→ **Data for the task**
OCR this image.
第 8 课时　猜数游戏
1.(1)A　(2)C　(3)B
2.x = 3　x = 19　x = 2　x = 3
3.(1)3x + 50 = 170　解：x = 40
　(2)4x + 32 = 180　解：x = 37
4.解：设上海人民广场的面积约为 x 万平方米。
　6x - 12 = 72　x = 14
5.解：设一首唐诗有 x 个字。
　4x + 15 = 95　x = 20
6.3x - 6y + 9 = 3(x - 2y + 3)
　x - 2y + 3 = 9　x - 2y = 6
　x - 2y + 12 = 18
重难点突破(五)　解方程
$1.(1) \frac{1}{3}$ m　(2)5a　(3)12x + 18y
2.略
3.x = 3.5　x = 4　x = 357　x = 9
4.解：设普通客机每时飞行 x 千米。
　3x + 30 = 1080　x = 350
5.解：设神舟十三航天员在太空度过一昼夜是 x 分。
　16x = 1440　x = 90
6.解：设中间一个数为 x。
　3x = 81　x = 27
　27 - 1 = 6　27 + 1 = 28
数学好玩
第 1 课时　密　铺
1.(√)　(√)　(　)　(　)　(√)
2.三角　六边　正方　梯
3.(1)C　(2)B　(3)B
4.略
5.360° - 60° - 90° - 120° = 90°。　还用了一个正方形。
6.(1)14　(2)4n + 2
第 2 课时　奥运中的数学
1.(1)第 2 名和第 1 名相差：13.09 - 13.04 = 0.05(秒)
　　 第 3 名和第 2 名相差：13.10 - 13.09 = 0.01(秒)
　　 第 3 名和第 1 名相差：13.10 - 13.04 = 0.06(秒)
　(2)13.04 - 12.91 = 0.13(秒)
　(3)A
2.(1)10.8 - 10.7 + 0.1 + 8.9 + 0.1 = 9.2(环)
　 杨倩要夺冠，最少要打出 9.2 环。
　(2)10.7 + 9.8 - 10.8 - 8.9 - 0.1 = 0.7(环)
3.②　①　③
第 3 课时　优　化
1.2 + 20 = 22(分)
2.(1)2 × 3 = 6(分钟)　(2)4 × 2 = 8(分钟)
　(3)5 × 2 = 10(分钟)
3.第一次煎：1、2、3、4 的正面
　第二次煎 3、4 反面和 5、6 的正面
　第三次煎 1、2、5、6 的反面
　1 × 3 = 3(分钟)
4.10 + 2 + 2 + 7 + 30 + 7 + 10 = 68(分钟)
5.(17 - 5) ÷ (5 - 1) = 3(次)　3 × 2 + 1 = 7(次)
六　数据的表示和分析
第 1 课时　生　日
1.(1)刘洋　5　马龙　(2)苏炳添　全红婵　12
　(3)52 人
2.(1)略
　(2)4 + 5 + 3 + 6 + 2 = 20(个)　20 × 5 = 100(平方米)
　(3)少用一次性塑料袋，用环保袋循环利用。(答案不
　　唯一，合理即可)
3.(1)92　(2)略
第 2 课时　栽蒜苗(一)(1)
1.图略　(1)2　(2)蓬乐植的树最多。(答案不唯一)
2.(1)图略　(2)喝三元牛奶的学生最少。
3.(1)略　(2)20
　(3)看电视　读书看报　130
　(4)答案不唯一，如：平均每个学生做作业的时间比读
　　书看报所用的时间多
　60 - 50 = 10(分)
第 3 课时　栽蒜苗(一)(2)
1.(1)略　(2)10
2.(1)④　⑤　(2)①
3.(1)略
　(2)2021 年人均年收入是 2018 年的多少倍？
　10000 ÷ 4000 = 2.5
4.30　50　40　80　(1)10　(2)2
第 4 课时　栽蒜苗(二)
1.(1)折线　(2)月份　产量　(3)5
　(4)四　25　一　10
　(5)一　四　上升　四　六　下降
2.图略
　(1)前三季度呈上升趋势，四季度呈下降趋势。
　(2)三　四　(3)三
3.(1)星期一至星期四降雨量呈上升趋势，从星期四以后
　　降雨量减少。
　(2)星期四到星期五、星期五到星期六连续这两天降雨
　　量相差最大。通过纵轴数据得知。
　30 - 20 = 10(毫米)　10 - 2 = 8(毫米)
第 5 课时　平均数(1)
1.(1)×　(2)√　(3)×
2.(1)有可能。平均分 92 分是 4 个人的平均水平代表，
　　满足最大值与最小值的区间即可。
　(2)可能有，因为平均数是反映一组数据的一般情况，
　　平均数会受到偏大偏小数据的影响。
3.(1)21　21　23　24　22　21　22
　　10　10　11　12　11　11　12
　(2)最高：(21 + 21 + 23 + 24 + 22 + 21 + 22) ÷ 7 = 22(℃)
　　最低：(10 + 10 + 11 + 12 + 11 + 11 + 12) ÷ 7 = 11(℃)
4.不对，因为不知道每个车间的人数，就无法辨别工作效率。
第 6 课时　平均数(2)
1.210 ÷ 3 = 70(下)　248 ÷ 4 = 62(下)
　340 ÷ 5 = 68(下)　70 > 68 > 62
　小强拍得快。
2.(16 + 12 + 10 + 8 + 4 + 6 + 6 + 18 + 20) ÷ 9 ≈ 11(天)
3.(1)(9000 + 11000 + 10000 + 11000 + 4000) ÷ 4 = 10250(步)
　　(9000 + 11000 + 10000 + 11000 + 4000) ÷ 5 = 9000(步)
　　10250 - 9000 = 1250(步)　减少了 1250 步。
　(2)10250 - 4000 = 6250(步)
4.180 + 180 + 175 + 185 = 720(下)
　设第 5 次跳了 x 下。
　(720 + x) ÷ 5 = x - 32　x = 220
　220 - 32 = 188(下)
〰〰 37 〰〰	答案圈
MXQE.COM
---
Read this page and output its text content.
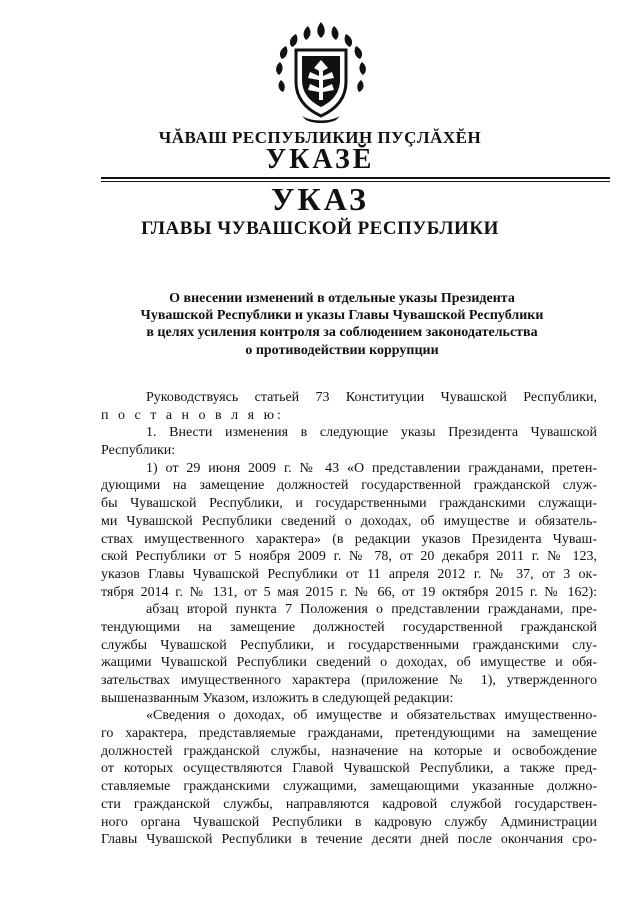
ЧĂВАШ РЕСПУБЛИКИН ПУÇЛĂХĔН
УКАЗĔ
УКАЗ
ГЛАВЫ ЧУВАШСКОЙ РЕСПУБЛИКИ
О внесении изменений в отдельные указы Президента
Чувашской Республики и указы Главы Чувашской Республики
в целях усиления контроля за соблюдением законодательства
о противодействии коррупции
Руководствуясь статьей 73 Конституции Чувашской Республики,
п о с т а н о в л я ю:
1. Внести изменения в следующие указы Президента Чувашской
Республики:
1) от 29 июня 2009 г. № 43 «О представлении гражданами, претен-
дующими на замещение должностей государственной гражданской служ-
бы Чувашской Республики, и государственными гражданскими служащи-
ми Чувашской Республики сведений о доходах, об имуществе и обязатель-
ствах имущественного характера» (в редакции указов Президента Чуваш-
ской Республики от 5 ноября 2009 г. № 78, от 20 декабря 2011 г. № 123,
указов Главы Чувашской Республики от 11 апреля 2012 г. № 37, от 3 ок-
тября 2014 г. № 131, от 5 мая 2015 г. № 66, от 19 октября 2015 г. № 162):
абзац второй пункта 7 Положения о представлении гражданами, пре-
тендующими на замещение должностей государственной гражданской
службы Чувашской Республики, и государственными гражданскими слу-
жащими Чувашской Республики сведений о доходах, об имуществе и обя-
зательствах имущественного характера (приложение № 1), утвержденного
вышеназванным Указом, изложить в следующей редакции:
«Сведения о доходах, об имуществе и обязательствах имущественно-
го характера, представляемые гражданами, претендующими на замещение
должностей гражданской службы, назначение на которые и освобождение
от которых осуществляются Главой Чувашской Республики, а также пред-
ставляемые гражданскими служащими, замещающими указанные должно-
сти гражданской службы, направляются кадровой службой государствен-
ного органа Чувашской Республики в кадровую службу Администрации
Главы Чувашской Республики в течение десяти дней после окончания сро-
---
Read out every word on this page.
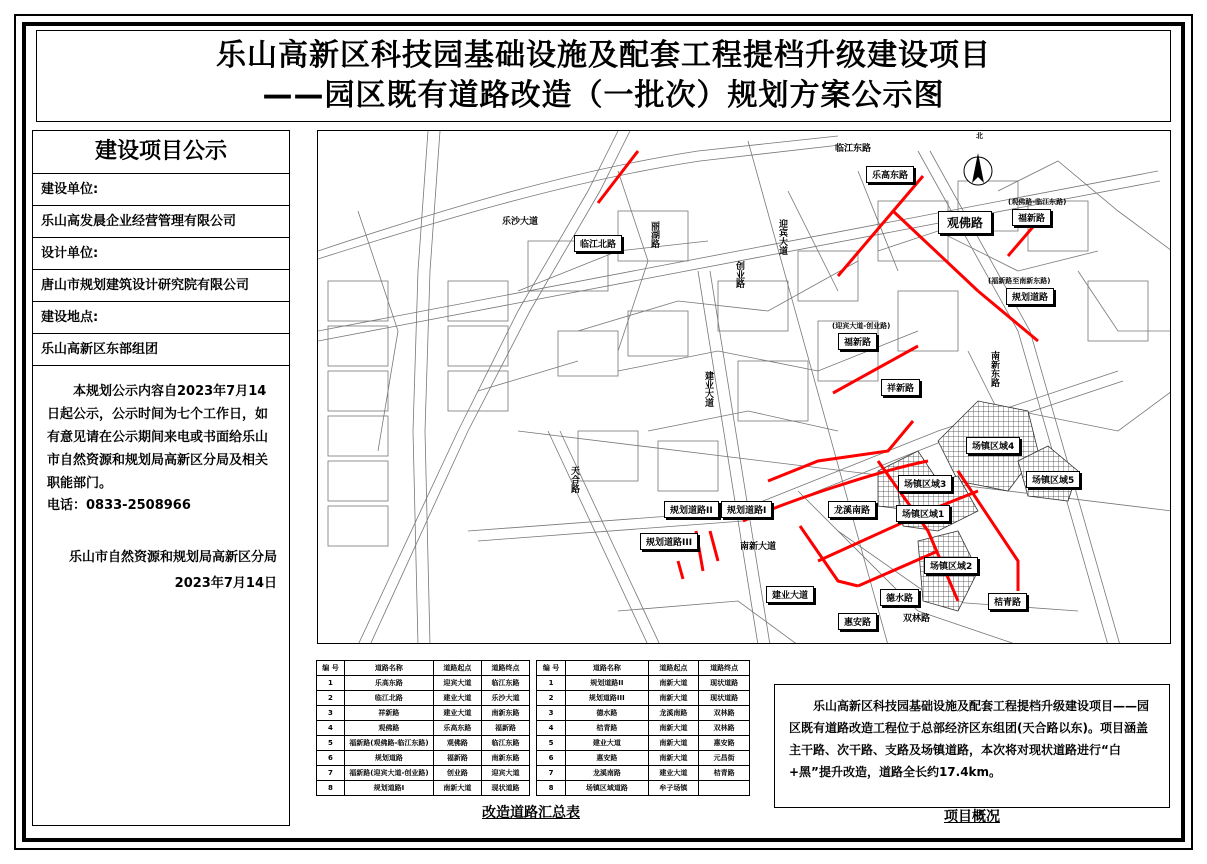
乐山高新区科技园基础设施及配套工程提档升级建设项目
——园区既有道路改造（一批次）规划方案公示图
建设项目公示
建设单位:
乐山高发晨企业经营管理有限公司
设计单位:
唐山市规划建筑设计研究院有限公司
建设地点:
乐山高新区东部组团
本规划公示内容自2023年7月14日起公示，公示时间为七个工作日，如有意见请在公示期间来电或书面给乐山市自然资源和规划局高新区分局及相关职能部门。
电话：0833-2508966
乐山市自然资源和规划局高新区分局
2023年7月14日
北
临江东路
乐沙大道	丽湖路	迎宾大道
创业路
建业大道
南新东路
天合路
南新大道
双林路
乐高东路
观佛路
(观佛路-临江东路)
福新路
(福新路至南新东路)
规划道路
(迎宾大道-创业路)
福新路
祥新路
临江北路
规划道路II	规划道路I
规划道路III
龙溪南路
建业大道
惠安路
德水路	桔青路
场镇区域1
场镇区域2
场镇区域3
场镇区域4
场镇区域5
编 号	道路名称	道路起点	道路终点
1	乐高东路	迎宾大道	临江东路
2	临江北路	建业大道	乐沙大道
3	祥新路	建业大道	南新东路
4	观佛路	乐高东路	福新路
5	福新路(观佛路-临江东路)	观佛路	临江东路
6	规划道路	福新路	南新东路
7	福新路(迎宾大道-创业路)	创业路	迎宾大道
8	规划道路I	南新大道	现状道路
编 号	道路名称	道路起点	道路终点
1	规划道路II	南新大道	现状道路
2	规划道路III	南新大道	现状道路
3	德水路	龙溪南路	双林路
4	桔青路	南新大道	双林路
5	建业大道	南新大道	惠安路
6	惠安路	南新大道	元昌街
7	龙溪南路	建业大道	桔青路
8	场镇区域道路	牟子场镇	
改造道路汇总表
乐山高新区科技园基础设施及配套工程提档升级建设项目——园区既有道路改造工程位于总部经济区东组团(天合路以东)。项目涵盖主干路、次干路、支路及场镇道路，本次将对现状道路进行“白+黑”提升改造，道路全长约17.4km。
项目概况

→ **What the task requires**
How many lines of the records contain the string "государственной"? Respond with the number alone.

→ **Written answer**
2